#### [Task input]
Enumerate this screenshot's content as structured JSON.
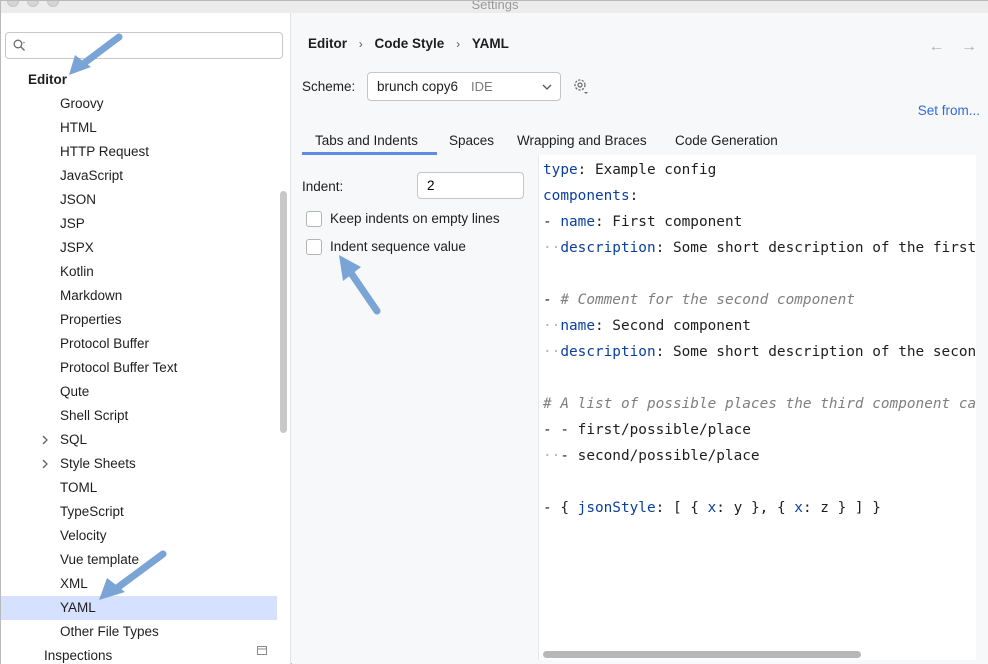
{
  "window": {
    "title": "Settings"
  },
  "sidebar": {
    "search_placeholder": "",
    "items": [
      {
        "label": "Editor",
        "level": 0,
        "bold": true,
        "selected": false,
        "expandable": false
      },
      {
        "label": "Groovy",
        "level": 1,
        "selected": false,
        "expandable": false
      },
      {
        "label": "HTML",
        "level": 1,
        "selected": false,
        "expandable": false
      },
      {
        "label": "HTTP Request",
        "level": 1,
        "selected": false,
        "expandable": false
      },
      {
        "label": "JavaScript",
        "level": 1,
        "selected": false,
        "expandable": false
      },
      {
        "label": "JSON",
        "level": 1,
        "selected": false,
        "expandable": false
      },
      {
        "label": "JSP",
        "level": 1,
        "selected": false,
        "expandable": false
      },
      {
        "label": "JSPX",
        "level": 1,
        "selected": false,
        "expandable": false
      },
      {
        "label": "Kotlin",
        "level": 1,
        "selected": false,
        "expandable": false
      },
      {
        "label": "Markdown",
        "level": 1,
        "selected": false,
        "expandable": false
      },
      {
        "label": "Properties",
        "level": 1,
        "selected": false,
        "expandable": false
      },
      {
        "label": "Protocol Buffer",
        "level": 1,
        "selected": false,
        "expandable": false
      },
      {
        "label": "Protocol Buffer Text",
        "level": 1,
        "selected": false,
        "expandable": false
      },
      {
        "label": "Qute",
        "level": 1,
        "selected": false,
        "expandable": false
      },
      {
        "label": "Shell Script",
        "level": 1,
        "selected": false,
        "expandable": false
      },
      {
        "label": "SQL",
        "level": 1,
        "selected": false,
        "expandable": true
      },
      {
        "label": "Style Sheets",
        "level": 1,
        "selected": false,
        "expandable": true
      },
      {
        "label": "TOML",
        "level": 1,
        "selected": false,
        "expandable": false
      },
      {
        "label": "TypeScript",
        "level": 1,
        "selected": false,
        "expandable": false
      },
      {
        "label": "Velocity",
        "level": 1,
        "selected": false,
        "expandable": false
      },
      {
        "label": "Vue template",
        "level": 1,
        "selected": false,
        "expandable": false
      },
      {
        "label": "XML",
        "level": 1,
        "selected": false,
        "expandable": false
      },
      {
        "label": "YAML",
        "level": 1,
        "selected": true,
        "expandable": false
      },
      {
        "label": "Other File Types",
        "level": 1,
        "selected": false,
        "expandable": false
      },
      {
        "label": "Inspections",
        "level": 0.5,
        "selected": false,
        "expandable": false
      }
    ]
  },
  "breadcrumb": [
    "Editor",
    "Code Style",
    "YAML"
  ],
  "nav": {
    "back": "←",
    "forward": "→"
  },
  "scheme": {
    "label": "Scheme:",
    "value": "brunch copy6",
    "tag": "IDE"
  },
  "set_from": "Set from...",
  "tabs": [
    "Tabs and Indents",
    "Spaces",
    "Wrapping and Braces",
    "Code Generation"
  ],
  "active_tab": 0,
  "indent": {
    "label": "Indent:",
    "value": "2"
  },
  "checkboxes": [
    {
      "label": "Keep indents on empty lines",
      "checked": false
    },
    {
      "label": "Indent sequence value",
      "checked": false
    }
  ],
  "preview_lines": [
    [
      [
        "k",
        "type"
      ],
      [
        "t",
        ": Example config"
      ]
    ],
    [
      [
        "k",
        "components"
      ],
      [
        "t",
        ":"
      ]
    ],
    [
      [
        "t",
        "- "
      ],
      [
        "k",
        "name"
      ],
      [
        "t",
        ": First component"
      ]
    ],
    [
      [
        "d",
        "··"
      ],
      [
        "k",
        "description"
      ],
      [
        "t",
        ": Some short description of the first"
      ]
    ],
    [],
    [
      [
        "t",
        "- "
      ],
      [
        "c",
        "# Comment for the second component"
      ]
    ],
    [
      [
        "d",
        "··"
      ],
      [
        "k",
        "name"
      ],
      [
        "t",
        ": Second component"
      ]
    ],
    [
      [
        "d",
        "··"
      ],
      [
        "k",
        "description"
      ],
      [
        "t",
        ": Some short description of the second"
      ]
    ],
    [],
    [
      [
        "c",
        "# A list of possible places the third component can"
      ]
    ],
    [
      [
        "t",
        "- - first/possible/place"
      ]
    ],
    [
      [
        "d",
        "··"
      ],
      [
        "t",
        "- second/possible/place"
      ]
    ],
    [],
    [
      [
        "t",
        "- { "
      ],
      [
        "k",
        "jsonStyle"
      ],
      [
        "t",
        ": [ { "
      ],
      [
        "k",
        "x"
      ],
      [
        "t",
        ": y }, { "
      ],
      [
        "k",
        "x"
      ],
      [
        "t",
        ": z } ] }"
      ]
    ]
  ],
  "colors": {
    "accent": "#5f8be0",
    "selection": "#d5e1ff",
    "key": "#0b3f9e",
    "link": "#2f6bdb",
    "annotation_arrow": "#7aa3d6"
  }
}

#### [What you should do]
Take the entries shown above and quote them verbatim, passing over the pictures.

#### [Answer in full]
Enumerate this screenshot's content as structured JSON.
{
  "window": {
    "title": "Settings"
  },
  "sidebar": {
    "search_placeholder": "",
    "items": [
      {
        "label": "Editor",
        "level": 0,
        "bold": true,
        "selected": false,
        "expandable": false
      },
      {
        "label": "Groovy",
        "level": 1,
        "selected": false,
        "expandable": false
      },
      {
        "label": "HTML",
        "level": 1,
        "selected": false,
        "expandable": false
      },
      {
        "label": "HTTP Request",
        "level": 1,
        "selected": false,
        "expandable": false
      },
      {
        "label": "JavaScript",
        "level": 1,
        "selected": false,
        "expandable": false
      },
      {
        "label": "JSON",
        "level": 1,
        "selected": false,
        "expandable": false
      },
      {
        "label": "JSP",
        "level": 1,
        "selected": false,
        "expandable": false
      },
      {
        "label": "JSPX",
        "level": 1,
        "selected": false,
        "expandable": false
      },
      {
        "label": "Kotlin",
        "level": 1,
        "selected": false,
        "expandable": false
      },
      {
        "label": "Markdown",
        "level": 1,
        "selected": false,
        "expandable": false
      },
      {
        "label": "Properties",
        "level": 1,
        "selected": false,
        "expandable": false
      },
      {
        "label": "Protocol Buffer",
        "level": 1,
        "selected": false,
        "expandable": false
      },
      {
        "label": "Protocol Buffer Text",
        "level": 1,
        "selected": false,
        "expandable": false
      },
      {
        "label": "Qute",
        "level": 1,
        "selected": false,
        "expandable": false
      },
      {
        "label": "Shell Script",
        "level": 1,
        "selected": false,
        "expandable": false
      },
      {
        "label": "SQL",
        "level": 1,
        "selected": false,
        "expandable": true
      },
      {
        "label": "Style Sheets",
        "level": 1,
        "selected": false,
        "expandable": true
      },
      {
        "label": "TOML",
        "level": 1,
        "selected": false,
        "expandable": false
      },
      {
        "label": "TypeScript",
        "level": 1,
        "selected": false,
        "expandable": false
      },
      {
        "label": "Velocity",
        "level": 1,
        "selected": false,
        "expandable": false
      },
      {
        "label": "Vue template",
        "level": 1,
        "selected": false,
        "expandable": false
      },
      {
        "label": "XML",
        "level": 1,
        "selected": false,
        "expandable": false
      },
      {
        "label": "YAML",
        "level": 1,
        "selected": true,
        "expandable": false
      },
      {
        "label": "Other File Types",
        "level": 1,
        "selected": false,
        "expandable": false
      },
      {
        "label": "Inspections",
        "level": 0.5,
        "selected": false,
        "expandable": false
      }
    ]
  },
  "breadcrumb": [
    "Editor",
    "Code Style",
    "YAML"
  ],
  "nav": {
    "back": "←",
    "forward": "→"
  },
  "scheme": {
    "label": "Scheme:",
    "value": "brunch copy6",
    "tag": "IDE"
  },
  "set_from": "Set from...",
  "tabs": [
    "Tabs and Indents",
    "Spaces",
    "Wrapping and Braces",
    "Code Generation"
  ],
  "active_tab": 0,
  "indent": {
    "label": "Indent:",
    "value": "2"
  },
  "checkboxes": [
    {
      "label": "Keep indents on empty lines",
      "checked": false
    },
    {
      "label": "Indent sequence value",
      "checked": false
    }
  ],
  "preview_lines": [
    [
      [
        "k",
        "type"
      ],
      [
        "t",
        ": Example config"
      ]
    ],
    [
      [
        "k",
        "components"
      ],
      [
        "t",
        ":"
      ]
    ],
    [
      [
        "t",
        "- "
      ],
      [
        "k",
        "name"
      ],
      [
        "t",
        ": First component"
      ]
    ],
    [
      [
        "d",
        "··"
      ],
      [
        "k",
        "description"
      ],
      [
        "t",
        ": Some short description of the first"
      ]
    ],
    [],
    [
      [
        "t",
        "- "
      ],
      [
        "c",
        "# Comment for the second component"
      ]
    ],
    [
      [
        "d",
        "··"
      ],
      [
        "k",
        "name"
      ],
      [
        "t",
        ": Second component"
      ]
    ],
    [
      [
        "d",
        "··"
      ],
      [
        "k",
        "description"
      ],
      [
        "t",
        ": Some short description of the second"
      ]
    ],
    [],
    [
      [
        "c",
        "# A list of possible places the third component can"
      ]
    ],
    [
      [
        "t",
        "- - first/possible/place"
      ]
    ],
    [
      [
        "d",
        "··"
      ],
      [
        "t",
        "- second/possible/place"
      ]
    ],
    [],
    [
      [
        "t",
        "- { "
      ],
      [
        "k",
        "jsonStyle"
      ],
      [
        "t",
        ": [ { "
      ],
      [
        "k",
        "x"
      ],
      [
        "t",
        ": y }, { "
      ],
      [
        "k",
        "x"
      ],
      [
        "t",
        ": z } ] }"
      ]
    ]
  ],
  "colors": {
    "accent": "#5f8be0",
    "selection": "#d5e1ff",
    "key": "#0b3f9e",
    "link": "#2f6bdb",
    "annotation_arrow": "#7aa3d6"
  }
}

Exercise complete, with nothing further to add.